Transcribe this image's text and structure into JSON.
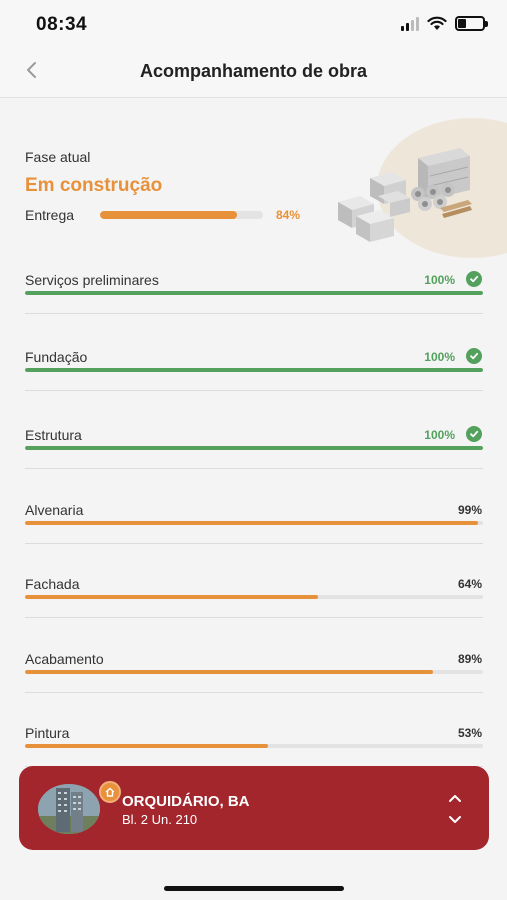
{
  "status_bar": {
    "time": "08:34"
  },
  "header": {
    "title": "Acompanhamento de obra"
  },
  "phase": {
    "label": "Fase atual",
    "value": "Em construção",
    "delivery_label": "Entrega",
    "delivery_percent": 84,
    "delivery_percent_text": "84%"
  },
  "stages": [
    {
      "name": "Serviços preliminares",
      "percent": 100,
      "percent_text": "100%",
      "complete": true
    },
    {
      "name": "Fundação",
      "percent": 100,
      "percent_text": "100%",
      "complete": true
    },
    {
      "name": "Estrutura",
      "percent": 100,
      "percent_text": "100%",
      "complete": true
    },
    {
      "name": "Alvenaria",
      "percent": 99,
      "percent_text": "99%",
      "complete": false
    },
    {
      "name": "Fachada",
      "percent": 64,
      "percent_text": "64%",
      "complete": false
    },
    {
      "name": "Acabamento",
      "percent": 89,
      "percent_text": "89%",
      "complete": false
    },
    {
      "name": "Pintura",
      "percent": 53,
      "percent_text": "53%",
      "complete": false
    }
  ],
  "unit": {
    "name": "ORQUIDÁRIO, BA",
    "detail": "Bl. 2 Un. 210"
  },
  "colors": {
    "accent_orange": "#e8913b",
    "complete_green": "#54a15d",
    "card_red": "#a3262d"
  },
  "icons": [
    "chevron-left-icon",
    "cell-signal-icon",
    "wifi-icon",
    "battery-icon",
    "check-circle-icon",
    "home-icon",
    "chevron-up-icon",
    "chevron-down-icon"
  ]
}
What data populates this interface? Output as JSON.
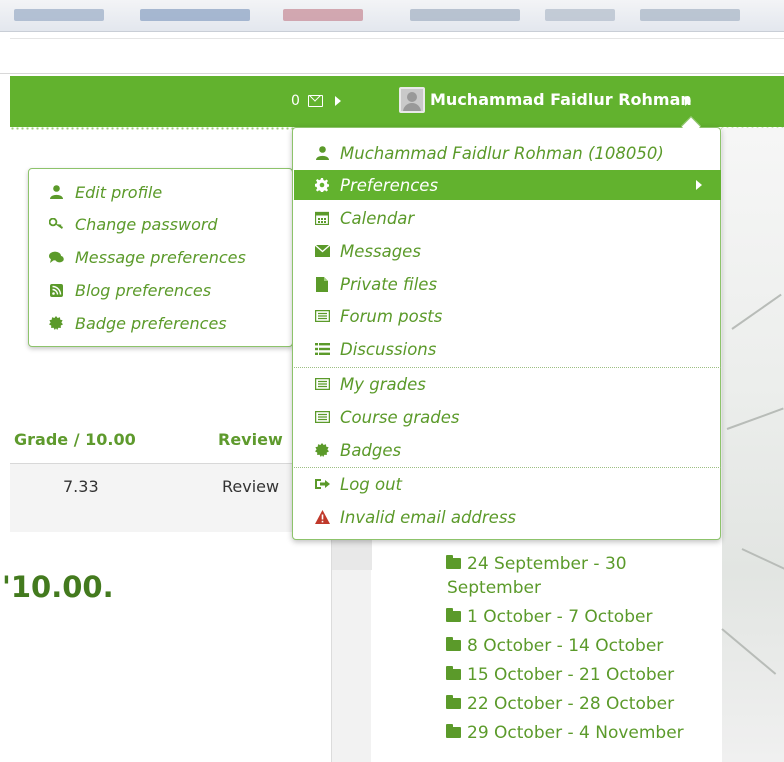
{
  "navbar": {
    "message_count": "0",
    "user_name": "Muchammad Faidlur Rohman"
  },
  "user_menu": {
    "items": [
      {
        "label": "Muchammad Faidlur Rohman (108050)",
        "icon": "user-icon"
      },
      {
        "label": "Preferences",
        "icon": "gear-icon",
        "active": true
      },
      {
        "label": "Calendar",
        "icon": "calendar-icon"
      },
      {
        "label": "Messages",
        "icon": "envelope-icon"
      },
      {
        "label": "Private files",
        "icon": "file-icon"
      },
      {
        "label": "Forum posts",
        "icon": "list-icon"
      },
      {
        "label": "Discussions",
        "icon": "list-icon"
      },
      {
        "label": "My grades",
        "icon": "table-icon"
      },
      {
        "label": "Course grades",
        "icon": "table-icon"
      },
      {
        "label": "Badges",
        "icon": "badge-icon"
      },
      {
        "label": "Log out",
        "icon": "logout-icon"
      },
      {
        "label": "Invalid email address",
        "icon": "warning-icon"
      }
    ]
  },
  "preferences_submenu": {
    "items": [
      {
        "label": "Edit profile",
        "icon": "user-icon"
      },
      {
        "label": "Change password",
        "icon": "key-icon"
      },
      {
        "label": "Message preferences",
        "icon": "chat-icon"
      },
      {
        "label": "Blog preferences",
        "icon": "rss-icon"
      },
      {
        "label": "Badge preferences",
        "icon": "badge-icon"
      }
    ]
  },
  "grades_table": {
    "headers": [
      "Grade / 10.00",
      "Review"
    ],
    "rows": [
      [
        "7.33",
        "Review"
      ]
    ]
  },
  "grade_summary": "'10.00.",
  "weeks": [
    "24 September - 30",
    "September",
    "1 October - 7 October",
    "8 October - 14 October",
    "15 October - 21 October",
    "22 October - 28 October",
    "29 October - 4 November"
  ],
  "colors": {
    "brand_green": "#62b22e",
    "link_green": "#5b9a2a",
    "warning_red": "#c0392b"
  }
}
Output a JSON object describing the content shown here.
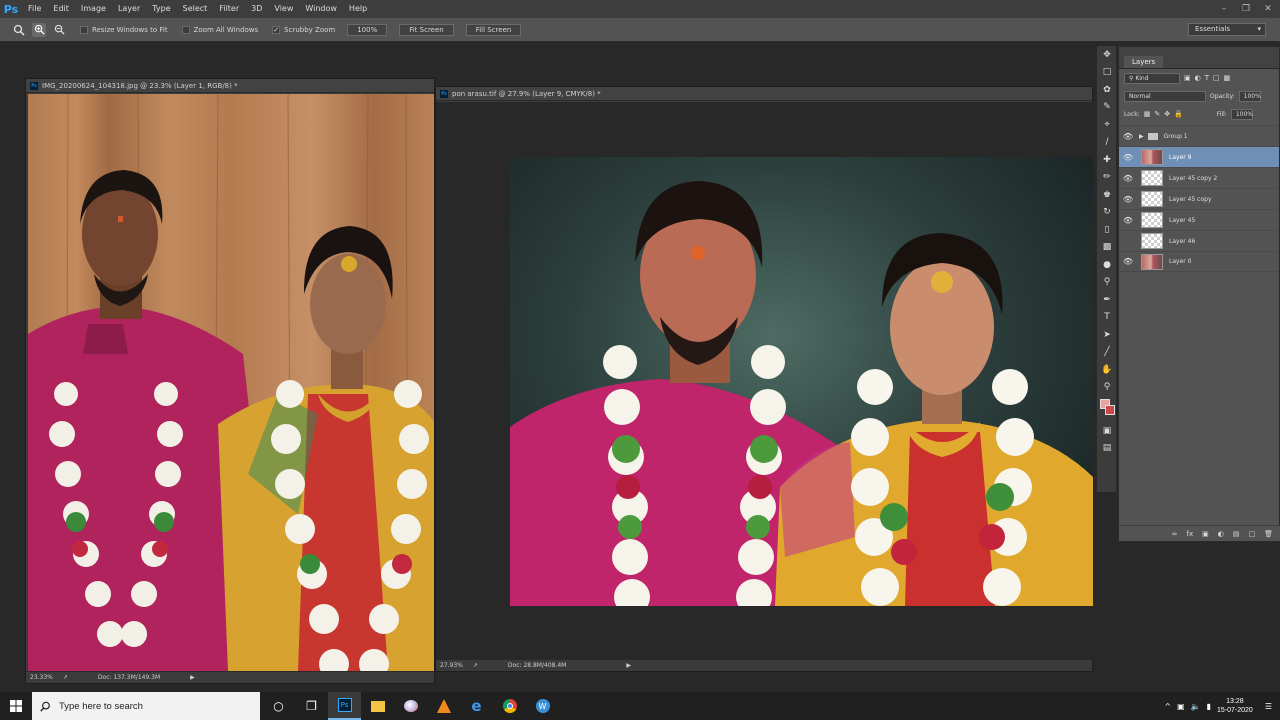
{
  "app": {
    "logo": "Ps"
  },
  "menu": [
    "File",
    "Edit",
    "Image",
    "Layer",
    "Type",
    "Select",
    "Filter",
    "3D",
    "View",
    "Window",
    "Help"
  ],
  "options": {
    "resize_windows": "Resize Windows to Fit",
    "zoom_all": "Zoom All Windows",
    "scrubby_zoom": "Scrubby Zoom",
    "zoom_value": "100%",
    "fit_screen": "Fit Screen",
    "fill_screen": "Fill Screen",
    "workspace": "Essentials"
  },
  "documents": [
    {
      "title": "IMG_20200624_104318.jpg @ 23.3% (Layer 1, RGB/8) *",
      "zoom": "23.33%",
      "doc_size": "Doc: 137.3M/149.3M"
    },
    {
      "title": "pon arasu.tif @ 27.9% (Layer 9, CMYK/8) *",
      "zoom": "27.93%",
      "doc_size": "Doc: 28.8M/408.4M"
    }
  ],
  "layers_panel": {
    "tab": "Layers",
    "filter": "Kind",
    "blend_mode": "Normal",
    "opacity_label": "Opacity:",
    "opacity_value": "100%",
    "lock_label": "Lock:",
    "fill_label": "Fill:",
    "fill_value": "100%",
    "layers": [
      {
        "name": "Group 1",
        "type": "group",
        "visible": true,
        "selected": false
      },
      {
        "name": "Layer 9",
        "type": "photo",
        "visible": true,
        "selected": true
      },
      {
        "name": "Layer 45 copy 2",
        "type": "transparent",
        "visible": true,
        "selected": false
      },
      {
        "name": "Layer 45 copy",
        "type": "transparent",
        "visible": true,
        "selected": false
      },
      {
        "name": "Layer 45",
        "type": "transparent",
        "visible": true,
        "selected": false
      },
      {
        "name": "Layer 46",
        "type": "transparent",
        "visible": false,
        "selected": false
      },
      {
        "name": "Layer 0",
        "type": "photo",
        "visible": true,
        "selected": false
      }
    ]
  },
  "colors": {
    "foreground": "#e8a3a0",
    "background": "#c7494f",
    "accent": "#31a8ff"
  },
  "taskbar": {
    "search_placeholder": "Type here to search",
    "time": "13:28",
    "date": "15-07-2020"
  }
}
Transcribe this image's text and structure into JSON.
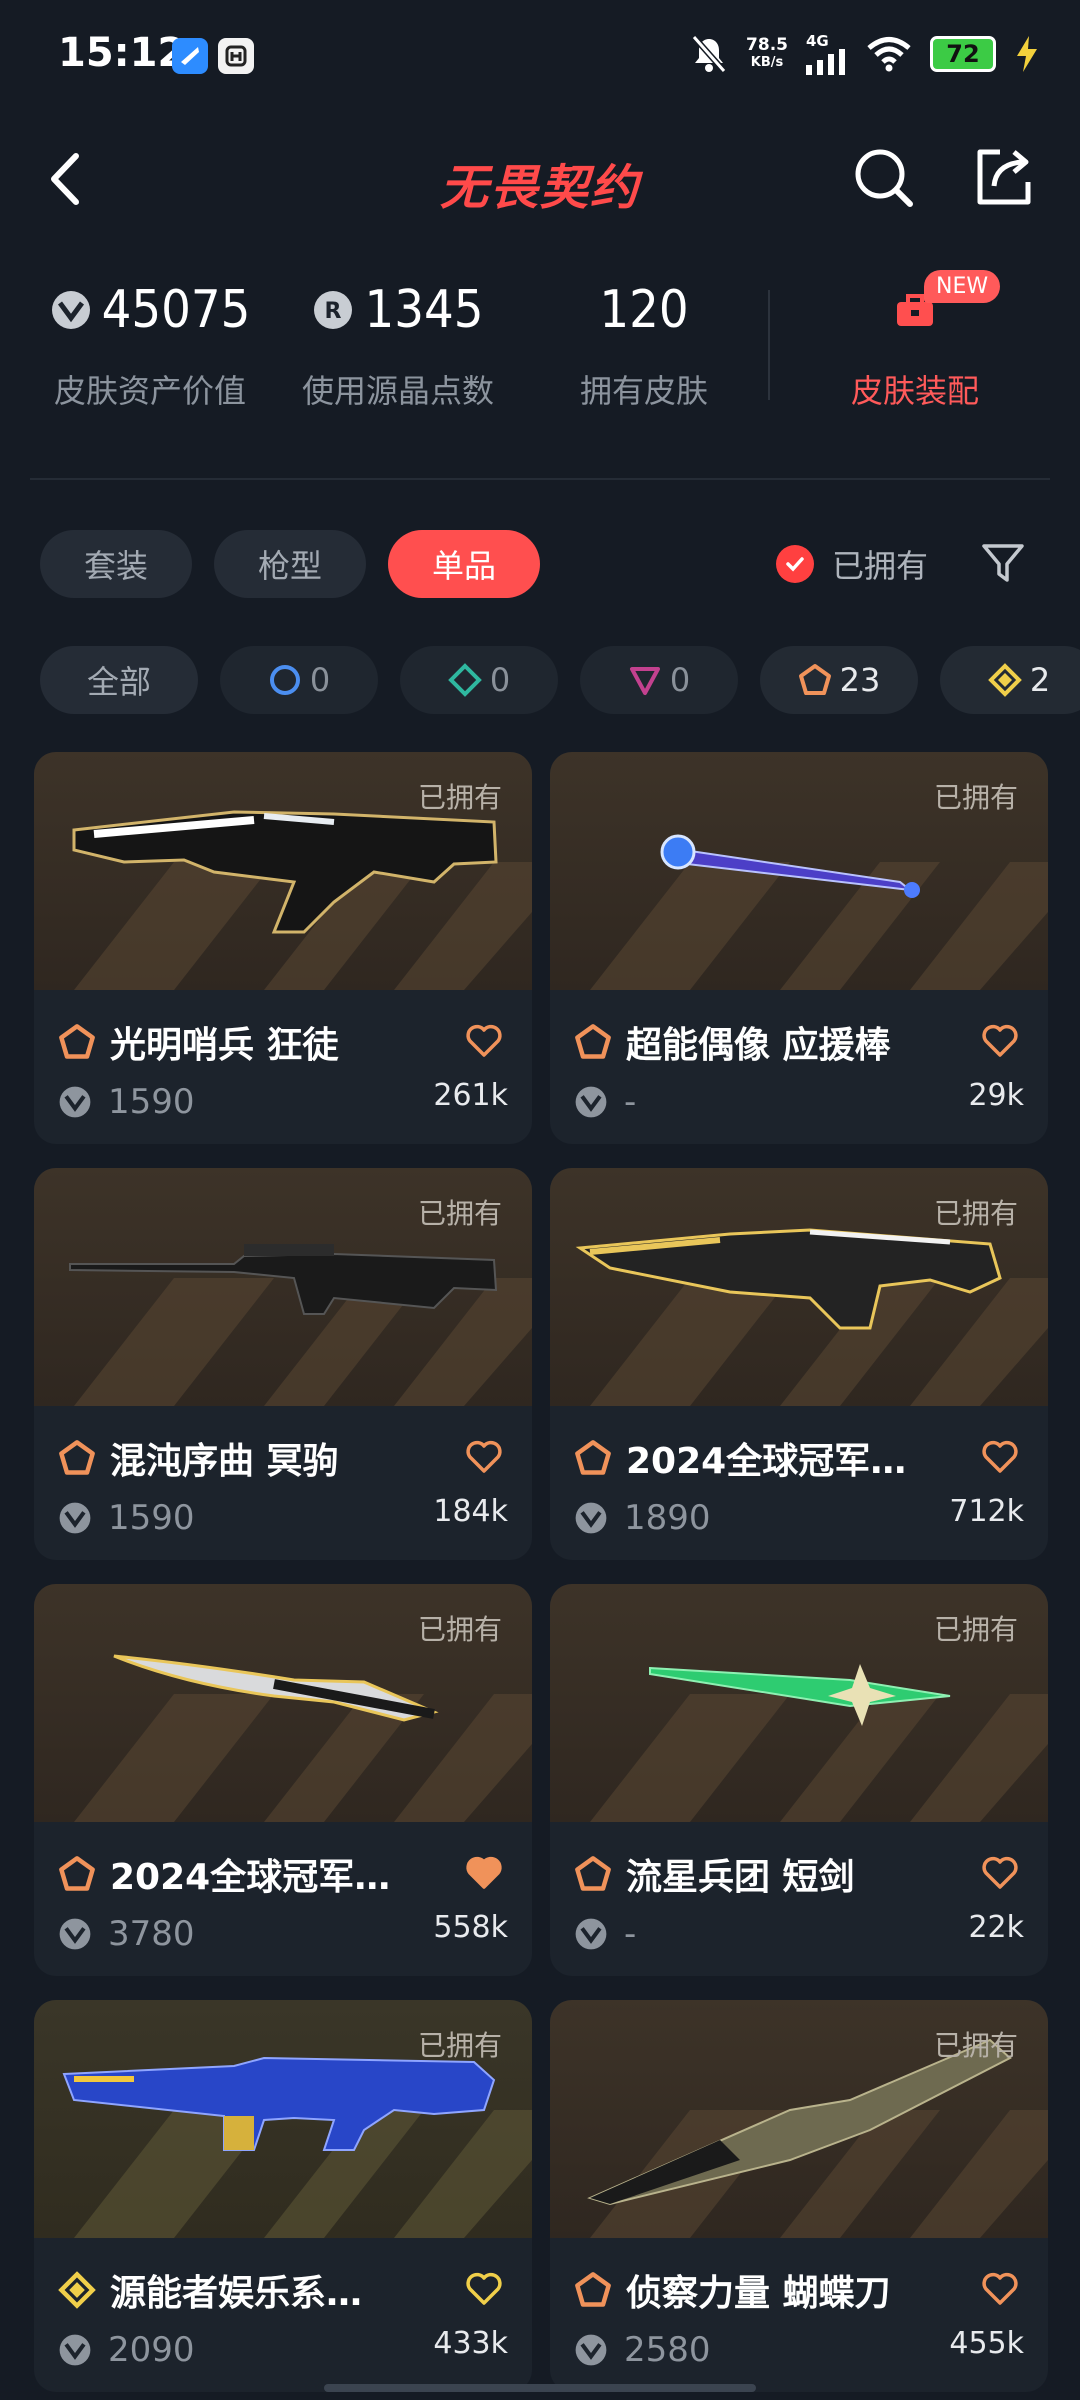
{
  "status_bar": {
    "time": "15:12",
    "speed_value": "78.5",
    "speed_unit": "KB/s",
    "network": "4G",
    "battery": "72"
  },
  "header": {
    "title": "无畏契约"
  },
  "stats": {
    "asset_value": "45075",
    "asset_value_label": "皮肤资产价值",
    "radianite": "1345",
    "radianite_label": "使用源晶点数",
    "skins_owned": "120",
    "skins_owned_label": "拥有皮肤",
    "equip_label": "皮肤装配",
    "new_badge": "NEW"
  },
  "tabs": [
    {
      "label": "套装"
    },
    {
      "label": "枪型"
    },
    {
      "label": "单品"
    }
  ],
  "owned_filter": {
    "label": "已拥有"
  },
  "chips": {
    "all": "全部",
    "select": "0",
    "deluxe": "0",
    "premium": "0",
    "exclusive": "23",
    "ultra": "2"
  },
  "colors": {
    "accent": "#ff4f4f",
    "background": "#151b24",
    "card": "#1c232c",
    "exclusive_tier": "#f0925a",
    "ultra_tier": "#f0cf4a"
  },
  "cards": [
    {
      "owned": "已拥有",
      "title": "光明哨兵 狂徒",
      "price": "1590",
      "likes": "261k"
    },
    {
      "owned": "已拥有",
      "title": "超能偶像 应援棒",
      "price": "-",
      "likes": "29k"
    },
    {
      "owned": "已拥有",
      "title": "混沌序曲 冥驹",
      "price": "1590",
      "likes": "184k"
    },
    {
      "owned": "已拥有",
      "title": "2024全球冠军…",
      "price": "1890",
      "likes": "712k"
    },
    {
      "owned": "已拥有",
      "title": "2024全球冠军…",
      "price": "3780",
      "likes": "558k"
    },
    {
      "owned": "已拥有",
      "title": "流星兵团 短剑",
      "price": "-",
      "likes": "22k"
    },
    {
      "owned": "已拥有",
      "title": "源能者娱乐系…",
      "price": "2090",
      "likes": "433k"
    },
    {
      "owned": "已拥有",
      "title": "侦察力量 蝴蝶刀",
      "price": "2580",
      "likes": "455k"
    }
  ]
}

## EXERCISE GOAL
Exactly reproduce the entries above, minus the pictures.

## EXERCISE RESPONSE
Transcribe this image's text and structure into JSON.
{
  "status_bar": {
    "time": "08:34"
  },
  "header": {
    "title": "Acompanhamento de obra"
  },
  "phase": {
    "label": "Fase atual",
    "value": "Em construção",
    "delivery_label": "Entrega",
    "delivery_percent": 84,
    "delivery_percent_text": "84%"
  },
  "stages": [
    {
      "name": "Serviços preliminares",
      "percent": 100,
      "percent_text": "100%",
      "complete": true
    },
    {
      "name": "Fundação",
      "percent": 100,
      "percent_text": "100%",
      "complete": true
    },
    {
      "name": "Estrutura",
      "percent": 100,
      "percent_text": "100%",
      "complete": true
    },
    {
      "name": "Alvenaria",
      "percent": 99,
      "percent_text": "99%",
      "complete": false
    },
    {
      "name": "Fachada",
      "percent": 64,
      "percent_text": "64%",
      "complete": false
    },
    {
      "name": "Acabamento",
      "percent": 89,
      "percent_text": "89%",
      "complete": false
    },
    {
      "name": "Pintura",
      "percent": 53,
      "percent_text": "53%",
      "complete": false
    }
  ],
  "unit": {
    "name": "ORQUIDÁRIO, BA",
    "detail": "Bl. 2 Un. 210"
  },
  "colors": {
    "accent_orange": "#e8913b",
    "complete_green": "#54a15d",
    "card_red": "#a3262d"
  },
  "icons": [
    "chevron-left-icon",
    "cell-signal-icon",
    "wifi-icon",
    "battery-icon",
    "check-circle-icon",
    "home-icon",
    "chevron-up-icon",
    "chevron-down-icon"
  ]
}
What data populates this interface? Output as JSON.
{
  "navbar": {
    "message_count": "0",
    "user_name": "Muchammad Faidlur Rohman"
  },
  "user_menu": {
    "items": [
      {
        "label": "Muchammad Faidlur Rohman (108050)",
        "icon": "user-icon"
      },
      {
        "label": "Preferences",
        "icon": "gear-icon",
        "active": true
      },
      {
        "label": "Calendar",
        "icon": "calendar-icon"
      },
      {
        "label": "Messages",
        "icon": "envelope-icon"
      },
      {
        "label": "Private files",
        "icon": "file-icon"
      },
      {
        "label": "Forum posts",
        "icon": "list-icon"
      },
      {
        "label": "Discussions",
        "icon": "list-icon"
      },
      {
        "label": "My grades",
        "icon": "table-icon"
      },
      {
        "label": "Course grades",
        "icon": "table-icon"
      },
      {
        "label": "Badges",
        "icon": "badge-icon"
      },
      {
        "label": "Log out",
        "icon": "logout-icon"
      },
      {
        "label": "Invalid email address",
        "icon": "warning-icon"
      }
    ]
  },
  "preferences_submenu": {
    "items": [
      {
        "label": "Edit profile",
        "icon": "user-icon"
      },
      {
        "label": "Change password",
        "icon": "key-icon"
      },
      {
        "label": "Message preferences",
        "icon": "chat-icon"
      },
      {
        "label": "Blog preferences",
        "icon": "rss-icon"
      },
      {
        "label": "Badge preferences",
        "icon": "badge-icon"
      }
    ]
  },
  "grades_table": {
    "headers": [
      "Grade / 10.00",
      "Review"
    ],
    "rows": [
      [
        "7.33",
        "Review"
      ]
    ]
  },
  "grade_summary": "'10.00.",
  "weeks": [
    "24 September - 30",
    "September",
    "1 October - 7 October",
    "8 October - 14 October",
    "15 October - 21 October",
    "22 October - 28 October",
    "29 October - 4 November"
  ],
  "colors": {
    "brand_green": "#62b22e",
    "link_green": "#5b9a2a",
    "warning_red": "#c0392b"
  }
}
Output a JSON object describing the content shown here.
{
  "app": {
    "logo": "Ps"
  },
  "menu": [
    "File",
    "Edit",
    "Image",
    "Layer",
    "Type",
    "Select",
    "Filter",
    "3D",
    "View",
    "Window",
    "Help"
  ],
  "options": {
    "resize_windows": "Resize Windows to Fit",
    "zoom_all": "Zoom All Windows",
    "scrubby_zoom": "Scrubby Zoom",
    "zoom_value": "100%",
    "fit_screen": "Fit Screen",
    "fill_screen": "Fill Screen",
    "workspace": "Essentials"
  },
  "documents": [
    {
      "title": "IMG_20200624_104318.jpg @ 23.3% (Layer 1, RGB/8) *",
      "zoom": "23.33%",
      "doc_size": "Doc: 137.3M/149.3M"
    },
    {
      "title": "pon arasu.tif @ 27.9% (Layer 9, CMYK/8) *",
      "zoom": "27.93%",
      "doc_size": "Doc: 28.8M/408.4M"
    }
  ],
  "layers_panel": {
    "tab": "Layers",
    "filter": "Kind",
    "blend_mode": "Normal",
    "opacity_label": "Opacity:",
    "opacity_value": "100%",
    "lock_label": "Lock:",
    "fill_label": "Fill:",
    "fill_value": "100%",
    "layers": [
      {
        "name": "Group 1",
        "type": "group",
        "visible": true,
        "selected": false
      },
      {
        "name": "Layer 9",
        "type": "photo",
        "visible": true,
        "selected": true
      },
      {
        "name": "Layer 45 copy 2",
        "type": "transparent",
        "visible": true,
        "selected": false
      },
      {
        "name": "Layer 45 copy",
        "type": "transparent",
        "visible": true,
        "selected": false
      },
      {
        "name": "Layer 45",
        "type": "transparent",
        "visible": true,
        "selected": false
      },
      {
        "name": "Layer 46",
        "type": "transparent",
        "visible": false,
        "selected": false
      },
      {
        "name": "Layer 0",
        "type": "photo",
        "visible": true,
        "selected": false
      }
    ]
  },
  "colors": {
    "foreground": "#e8a3a0",
    "background": "#c7494f",
    "accent": "#31a8ff"
  },
  "taskbar": {
    "search_placeholder": "Type here to search",
    "time": "13:28",
    "date": "15-07-2020"
  }
}
Transcribe this image's text and structure into JSON.
{
  "status_bar": {
    "time": "15:12",
    "speed_value": "78.5",
    "speed_unit": "KB/s",
    "network": "4G",
    "battery": "72"
  },
  "header": {
    "title": "无畏契约"
  },
  "stats": {
    "asset_value": "45075",
    "asset_value_label": "皮肤资产价值",
    "radianite": "1345",
    "radianite_label": "使用源晶点数",
    "skins_owned": "120",
    "skins_owned_label": "拥有皮肤",
    "equip_label": "皮肤装配",
    "new_badge": "NEW"
  },
  "tabs": [
    {
      "label": "套装"
    },
    {
      "label": "枪型"
    },
    {
      "label": "单品"
    }
  ],
  "owned_filter": {
    "label": "已拥有"
  },
  "chips": {
    "all": "全部",
    "select": "0",
    "deluxe": "0",
    "premium": "0",
    "exclusive": "23",
    "ultra": "2"
  },
  "colors": {
    "accent": "#ff4f4f",
    "background": "#151b24",
    "card": "#1c232c",
    "exclusive_tier": "#f0925a",
    "ultra_tier": "#f0cf4a"
  },
  "cards": [
    {
      "owned": "已拥有",
      "title": "光明哨兵 狂徒",
      "price": "1590",
      "likes": "261k"
    },
    {
      "owned": "已拥有",
      "title": "超能偶像 应援棒",
      "price": "-",
      "likes": "29k"
    },
    {
      "owned": "已拥有",
      "title": "混沌序曲 冥驹",
      "price": "1590",
      "likes": "184k"
    },
    {
      "owned": "已拥有",
      "title": "2024全球冠军…",
      "price": "1890",
      "likes": "712k"
    },
    {
      "owned": "已拥有",
      "title": "2024全球冠军…",
      "price": "3780",
      "likes": "558k"
    },
    {
      "owned": "已拥有",
      "title": "流星兵团 短剑",
      "price": "-",
      "likes": "22k"
    },
    {
      "owned": "已拥有",
      "title": "源能者娱乐系…",
      "price": "2090",
      "likes": "433k"
    },
    {
      "owned": "已拥有",
      "title": "侦察力量 蝴蝶刀",
      "price": "2580",
      "likes": "455k"
    }
  ]
}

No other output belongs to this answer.